▸ **REQUIRED TASK**: Count how many lines hold the string "mutatkozó". Give that number alone.

▸ **EXERCISE INPUT**:
═══

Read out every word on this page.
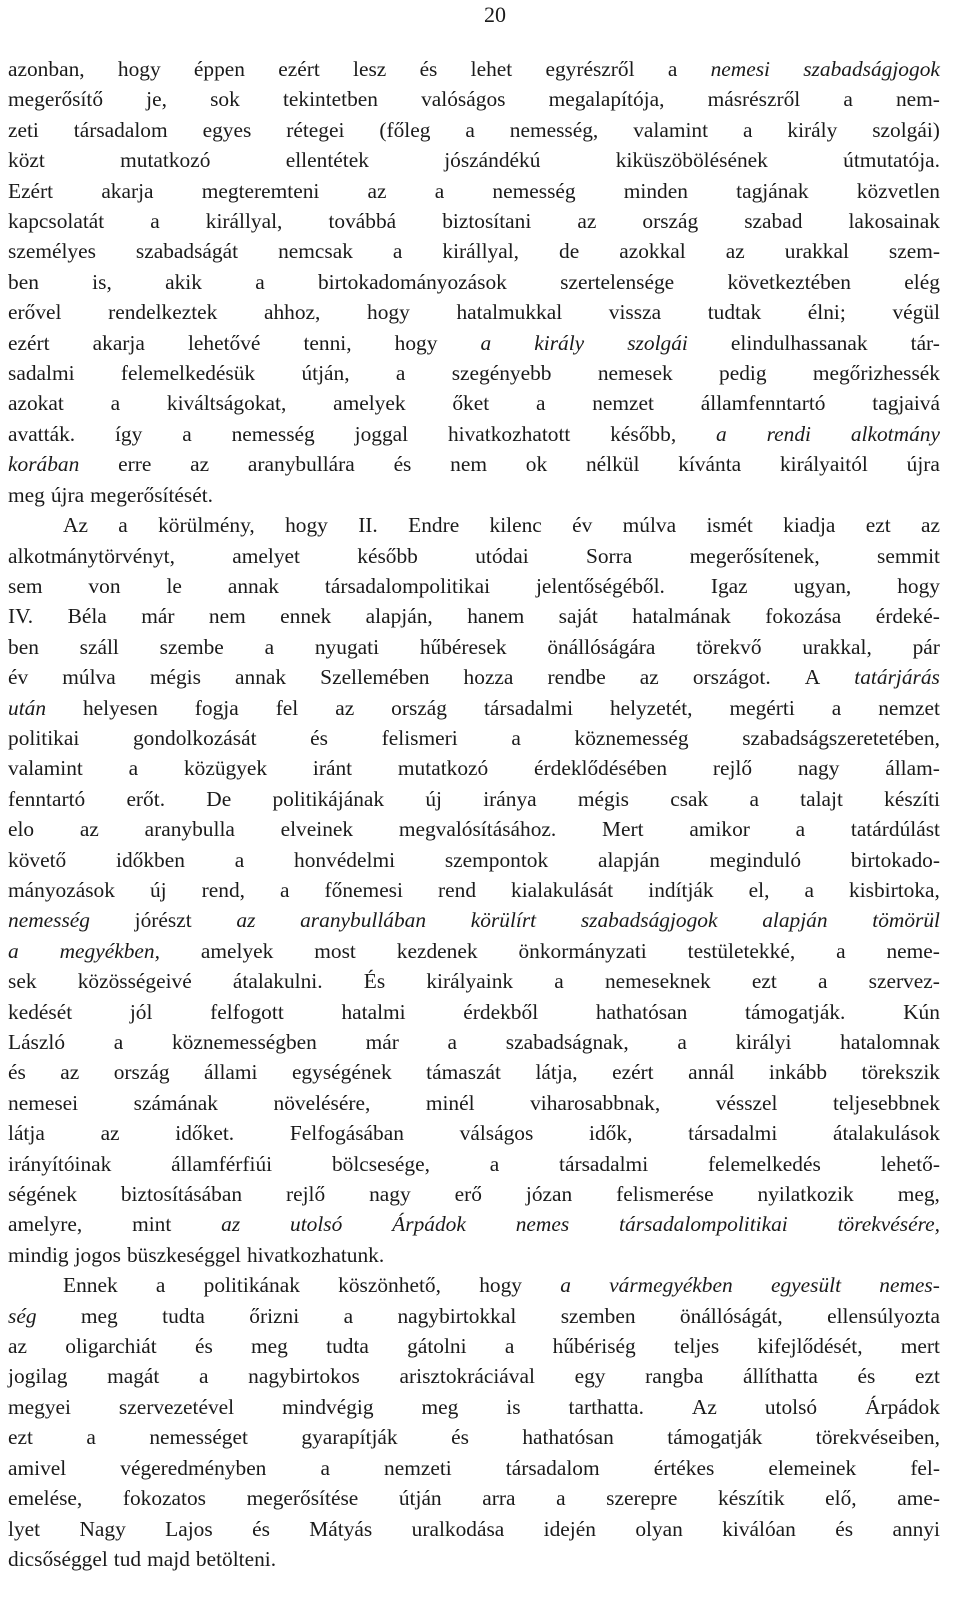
20
azonban, hogy éppen ezért lesz és lehet egyrészről a nemesi szabadságjogok
megerősítő je, sok tekintetben valóságos megalapítója, másrészről a nem-
zeti társadalom egyes rétegei (főleg a nemesség, valamint a király szolgái)
közt	mutatkozó	ellentétek	jószándékú	kiküszöbölésének	útmutatója.
Ezért akarja megteremteni az a nemesség minden tagjának közvetlen
kapcsolatát a királlyal, továbbá biztosítani az ország szabad lakosainak
személyes szabadságát nemcsak a királlyal, de azokkal az urakkal szem-
ben is, akik a birtokadományozások szertelensége következtében elég
erővel rendelkeztek ahhoz, hogy hatalmukkal vissza tudtak élni; végül
ezért akarja lehetővé tenni, hogy a király szolgái elindulhassanak tár-
sadalmi felemelkedésük útján, a szegényebb nemesek pedig megőrizhessék
azokat a kiváltságokat, amelyek őket a nemzet államfenntartó tagjaivá
avatták. így a nemesség joggal hivatkozhatott később, a rendi alkotmány
korában erre az aranybullára és nem ok nélkül kívánta királyaitól újra
meg újra megerősítését.
Az a körülmény, hogy II. Endre kilenc év múlva ismét kiadja ezt az
alkotmánytörvényt,	amelyet	később	utódai	Sorra	megerősítenek,	semmit
sem von le annak társadalompolitikai jelentőségéből. Igaz ugyan, hogy
IV. Béla már nem ennek alapján, hanem saját hatalmának fokozása érdeké-
ben száll szembe a nyugati hűbéresek önállóságára törekvő urakkal, pár
év múlva mégis annak Szellemében hozza rendbe az országot. A tatárjárás
után helyesen fogja fel az ország társadalmi helyzetét, megérti a nemzet
politikai	gondolkozását	és	felismeri	a	köznemesség	szabadságszeretetében,
valamint a közügyek iránt mutatkozó érdeklődésében rejlő nagy állam-
fenntartó erőt. De politikájának új iránya mégis csak a talajt készíti
elo az aranybulla elveinek megvalósításához. Mert amikor a tatárdúlást
követő időkben a honvédelmi szempontok alapján meginduló birtokado-
mányozások új rend, a főnemesi rend kialakulását indítják el, a kisbirtoka,
nemesség jórészt az aranybullában körülírt szabadságjogok alapján tömörül
a megyékben, amelyek most kezdenek önkormányzati testületekké, a neme-
sek közösségeivé átalakulni. És királyaink a nemeseknek ezt a szervez-
kedését	jól	felfogott	hatalmi	érdekből	hathatósan	támogatják.	Kún
László a köznemességben már a szabadságnak, a királyi hatalomnak
és az ország állami egységének támaszát látja, ezért annál inkább törekszik
nemesei	számának	növelésére,	minél	viharosabbnak,	vésszel	teljesebbnek
látja	az	időket.	Felfogásában	válságos	idők,	társadalmi	átalakulások
irányítóinak	államférfiúi	bölcsesége,	a	társadalmi	felemelkedés	lehető-
ségének biztosításában rejlő nagy erő józan felismerése nyilatkozik meg,
amelyre, mint az utolsó Árpádok nemes társadalompolitikai törekvésére,
mindig jogos büszkeséggel hivatkozhatunk.
Ennek a politikának köszönhető, hogy a vármegyékben egyesült nemes-
ség meg tudta őrizni a nagybirtokkal szemben önállóságát, ellensúlyozta
az oligarchiát és meg tudta gátolni a hűbériség teljes kifejlődését, mert
jogilag magát a nagybirtokos arisztokráciával egy rangba állíthatta és ezt
megyei szervezetével mindvégig meg is tarthatta. Az utolsó Árpádok
ezt a nemességet gyarapítják és hathatósan támogatják törekvéseiben,
amivel	végeredményben	a	nemzeti	társadalom	értékes	elemeinek	fel-
emelése, fokozatos megerősítése útján arra a szerepre készítik elő, ame-
lyet Nagy Lajos és Mátyás uralkodása idején olyan kiválóan és annyi
dicsőséggel tud majd betölteni.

═══

▸ **RESULT OF THIS EXERCISE**: 2